And surely lots of people have put and made lots of dough on/off the EdTech.

And this isn’t a sudden thing, really. Before Obama even took office (the first time) there was talk of edtech not just modernizing pedagogy, but being integral to economic growth. (Consider that — all of you district teachers who still can’t access YouTube and social media from your classroom: it’s integral to economic growth, but by and large we’re neither going to support nor allow your access to use it… unless it’s something your school district paid a lot of money for.)

But I digress. Because EdTech doesn’t exist.

Not yet. Not really. Really? Is this a game of semantics?

I’ve only been in this game for a short amount of time. I’m no Seymour Papert. But I was, what might be considered, an early adopter. I recall my first foray into programming coming in second-grade; that was back around 1982 and we spent a year learning BASIC. Years later I spent my downtime playing around with the backends of online library databases, and when I finally hit the classroom as a real teacher it was in a 1:1 program with tabletPCs. By 2008, we were running 100% paperless 1:1 mobile social tech integrated high school courses and testing the limits of “free” in the online EdTech space; I blogged about this for a few years before my life took a turn and I found myself in my current gig creating tech opportunity through civic web and maker programs at a community tech center for kids in Baltimore City.

I splurge on that last paragraph to give a modicum of bona fides to what I am about to say in the next paragraph.

Without a trace of sarcasm or cynicism, I tell you honestly that I don’t think we’ve even begun to scratch the surface when it comes to education in the era of the Internet. And for all the millions of teachers and students using amazing platforms for organizing classes, managing classrooms, connecting to resources, and delivering content, I really don’t think we’ve begun to even imagine what the future of learning looks like.

And at least one reason we can’t imagine the future of learning is because EdTech does exist.

Indulge me for a moment as I get all Ancient Greek on you (it’s a bad habit I picked up studying Classics in college). And, yes, I apologize in retrospect for the semantic semi-speciousness.

Techne is the old Greek word meaning craft, art, etc. Aristotle himself talks about techne — and art — as really being about the way we can bring something into existence that wasn’t there before. So for example, I’ve got a pile of lumber and nails, but until I bring my techne to it, I haven’t yet got a barn. So the “technology” side of EdTech is really about bringing education into existence.

Which is what teachers do.

And what we do when we teach ourselves something.

EdTech itself really isn’t so much about the product that we use to do the doing — it’s not so much about the lumber and nails — as it is about the doing itself. You can have the best looking lumber on the street and still wind up with a hideous barn. And you can have the most modest lumber on the street, and wind up with a work of art.

As we move forward, we’ve got to keep an eye on the art of education. Because art — as opposed to material product — is not something easily sold. People don’t like to spend the money on art. Unless they are going to secure big returns on their investments.

One word: Hollywood.

And likewise, most people don’t get to see the art that goes into education and the learning process. Because — as all good teachers know — we hide that process from you as a student and we get you to learn in spite of yourself.

> _Task set_:
1. Update the EdTech passage from "I splurge on" to "the semantic semi-speciousness.", swapping "bona fides" for "credibility".
2. Which programming language does the EdTech passage say its writer learned in second grade?

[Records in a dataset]
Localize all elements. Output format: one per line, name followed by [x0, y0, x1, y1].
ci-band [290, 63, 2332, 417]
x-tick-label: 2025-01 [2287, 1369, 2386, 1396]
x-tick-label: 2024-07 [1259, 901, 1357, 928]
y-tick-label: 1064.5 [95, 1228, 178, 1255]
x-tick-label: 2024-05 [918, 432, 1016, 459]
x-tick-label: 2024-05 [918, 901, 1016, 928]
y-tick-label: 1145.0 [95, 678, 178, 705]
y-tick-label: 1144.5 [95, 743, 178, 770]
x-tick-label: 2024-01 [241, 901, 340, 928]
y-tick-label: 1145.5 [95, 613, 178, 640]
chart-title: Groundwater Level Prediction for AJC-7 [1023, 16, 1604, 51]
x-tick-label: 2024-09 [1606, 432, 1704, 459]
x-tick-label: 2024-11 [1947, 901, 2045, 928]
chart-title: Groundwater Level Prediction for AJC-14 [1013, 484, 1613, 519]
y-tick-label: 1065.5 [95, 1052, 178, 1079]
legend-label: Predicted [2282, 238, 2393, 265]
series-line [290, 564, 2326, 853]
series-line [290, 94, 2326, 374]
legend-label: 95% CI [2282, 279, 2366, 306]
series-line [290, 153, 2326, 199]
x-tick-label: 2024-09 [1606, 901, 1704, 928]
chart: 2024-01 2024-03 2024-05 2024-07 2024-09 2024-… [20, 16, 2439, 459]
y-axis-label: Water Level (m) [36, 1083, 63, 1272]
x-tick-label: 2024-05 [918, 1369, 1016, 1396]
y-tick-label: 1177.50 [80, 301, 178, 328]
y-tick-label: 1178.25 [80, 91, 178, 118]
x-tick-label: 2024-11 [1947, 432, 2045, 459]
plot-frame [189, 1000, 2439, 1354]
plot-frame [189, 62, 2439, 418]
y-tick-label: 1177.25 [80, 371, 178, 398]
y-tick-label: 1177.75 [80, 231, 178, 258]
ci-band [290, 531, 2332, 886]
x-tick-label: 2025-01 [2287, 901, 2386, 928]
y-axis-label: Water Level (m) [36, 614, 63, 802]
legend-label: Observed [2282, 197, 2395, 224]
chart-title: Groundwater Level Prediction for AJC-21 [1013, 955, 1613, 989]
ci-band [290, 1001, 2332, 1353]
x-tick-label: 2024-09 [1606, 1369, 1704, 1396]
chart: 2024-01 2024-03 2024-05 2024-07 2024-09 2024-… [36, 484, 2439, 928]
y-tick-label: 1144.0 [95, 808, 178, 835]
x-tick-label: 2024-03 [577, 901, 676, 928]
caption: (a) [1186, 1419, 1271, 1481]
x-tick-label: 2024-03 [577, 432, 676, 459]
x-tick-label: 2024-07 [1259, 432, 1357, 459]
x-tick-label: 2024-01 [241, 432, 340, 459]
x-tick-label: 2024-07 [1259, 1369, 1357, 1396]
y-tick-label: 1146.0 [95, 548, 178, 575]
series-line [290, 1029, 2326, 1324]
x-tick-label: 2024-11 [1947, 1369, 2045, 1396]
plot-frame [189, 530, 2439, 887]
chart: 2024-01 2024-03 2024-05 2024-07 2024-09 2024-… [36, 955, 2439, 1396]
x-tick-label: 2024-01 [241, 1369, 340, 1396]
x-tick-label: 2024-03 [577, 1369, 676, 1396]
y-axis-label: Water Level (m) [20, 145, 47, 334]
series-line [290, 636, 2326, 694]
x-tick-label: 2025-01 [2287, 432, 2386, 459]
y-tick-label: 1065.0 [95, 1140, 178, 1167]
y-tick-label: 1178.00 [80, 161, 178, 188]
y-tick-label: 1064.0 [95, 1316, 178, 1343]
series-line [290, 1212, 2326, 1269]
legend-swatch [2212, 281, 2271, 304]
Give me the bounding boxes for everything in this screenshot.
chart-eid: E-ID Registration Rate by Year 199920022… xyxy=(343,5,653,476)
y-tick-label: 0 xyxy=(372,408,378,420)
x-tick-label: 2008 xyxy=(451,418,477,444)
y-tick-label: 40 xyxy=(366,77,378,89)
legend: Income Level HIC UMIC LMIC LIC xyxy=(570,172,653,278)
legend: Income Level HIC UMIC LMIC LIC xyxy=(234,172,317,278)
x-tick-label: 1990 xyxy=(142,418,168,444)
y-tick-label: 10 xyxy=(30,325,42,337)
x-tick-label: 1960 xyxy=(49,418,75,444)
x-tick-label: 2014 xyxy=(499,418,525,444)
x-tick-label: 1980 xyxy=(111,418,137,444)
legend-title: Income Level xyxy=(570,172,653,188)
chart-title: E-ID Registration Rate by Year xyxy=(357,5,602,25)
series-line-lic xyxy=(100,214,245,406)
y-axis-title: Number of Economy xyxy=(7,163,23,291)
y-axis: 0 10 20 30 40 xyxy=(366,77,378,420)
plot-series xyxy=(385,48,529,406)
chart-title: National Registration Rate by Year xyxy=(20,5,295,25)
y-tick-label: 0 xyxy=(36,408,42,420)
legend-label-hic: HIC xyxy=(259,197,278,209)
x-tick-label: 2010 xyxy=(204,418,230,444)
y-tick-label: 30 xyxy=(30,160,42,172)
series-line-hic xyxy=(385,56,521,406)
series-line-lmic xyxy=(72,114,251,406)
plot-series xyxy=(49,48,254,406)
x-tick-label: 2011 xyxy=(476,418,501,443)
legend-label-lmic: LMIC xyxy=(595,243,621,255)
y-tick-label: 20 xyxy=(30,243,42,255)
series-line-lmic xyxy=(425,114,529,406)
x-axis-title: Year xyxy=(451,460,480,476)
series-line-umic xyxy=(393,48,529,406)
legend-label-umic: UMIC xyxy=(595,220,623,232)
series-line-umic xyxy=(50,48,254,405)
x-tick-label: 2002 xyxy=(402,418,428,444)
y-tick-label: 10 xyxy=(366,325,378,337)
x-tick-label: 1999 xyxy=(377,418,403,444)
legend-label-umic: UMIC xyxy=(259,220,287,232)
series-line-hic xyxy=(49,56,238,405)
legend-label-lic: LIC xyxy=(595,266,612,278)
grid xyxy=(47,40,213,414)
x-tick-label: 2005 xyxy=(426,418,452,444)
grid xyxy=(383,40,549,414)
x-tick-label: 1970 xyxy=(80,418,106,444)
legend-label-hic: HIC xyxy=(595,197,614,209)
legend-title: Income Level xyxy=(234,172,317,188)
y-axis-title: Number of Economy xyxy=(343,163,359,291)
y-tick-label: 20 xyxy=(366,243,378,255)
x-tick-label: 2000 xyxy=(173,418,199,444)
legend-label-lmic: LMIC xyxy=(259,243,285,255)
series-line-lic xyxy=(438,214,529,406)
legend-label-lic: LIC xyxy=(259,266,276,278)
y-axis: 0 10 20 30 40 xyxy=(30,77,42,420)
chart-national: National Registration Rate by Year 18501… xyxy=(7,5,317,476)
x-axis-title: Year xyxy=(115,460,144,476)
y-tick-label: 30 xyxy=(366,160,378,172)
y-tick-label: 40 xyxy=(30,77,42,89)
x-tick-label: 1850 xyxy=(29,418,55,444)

> _Outputs_:
1.
I splurge on that last paragraph to give a modicum of credibility to what I am about to say in the next paragraph.

Without a trace of sarcasm or cynicism, I tell you honestly that I don’t think we’ve even begun to scratch the surface when it comes to education in the era of the Internet. And for all the millions of teachers and students using amazing platforms for organizing classes, managing classrooms, connecting to resources, and delivering content, I really don’t think we’ve begun to even imagine what the future of learning looks like.

And at least one reason we can’t imagine the future of learning is because EdTech does exist.

Indulge me for a moment as I get all Ancient Greek on you (it’s a bad habit I picked up studying Classics in college). And, yes, I apologize in retrospect for the semantic semi-speciousness.

2. BASIC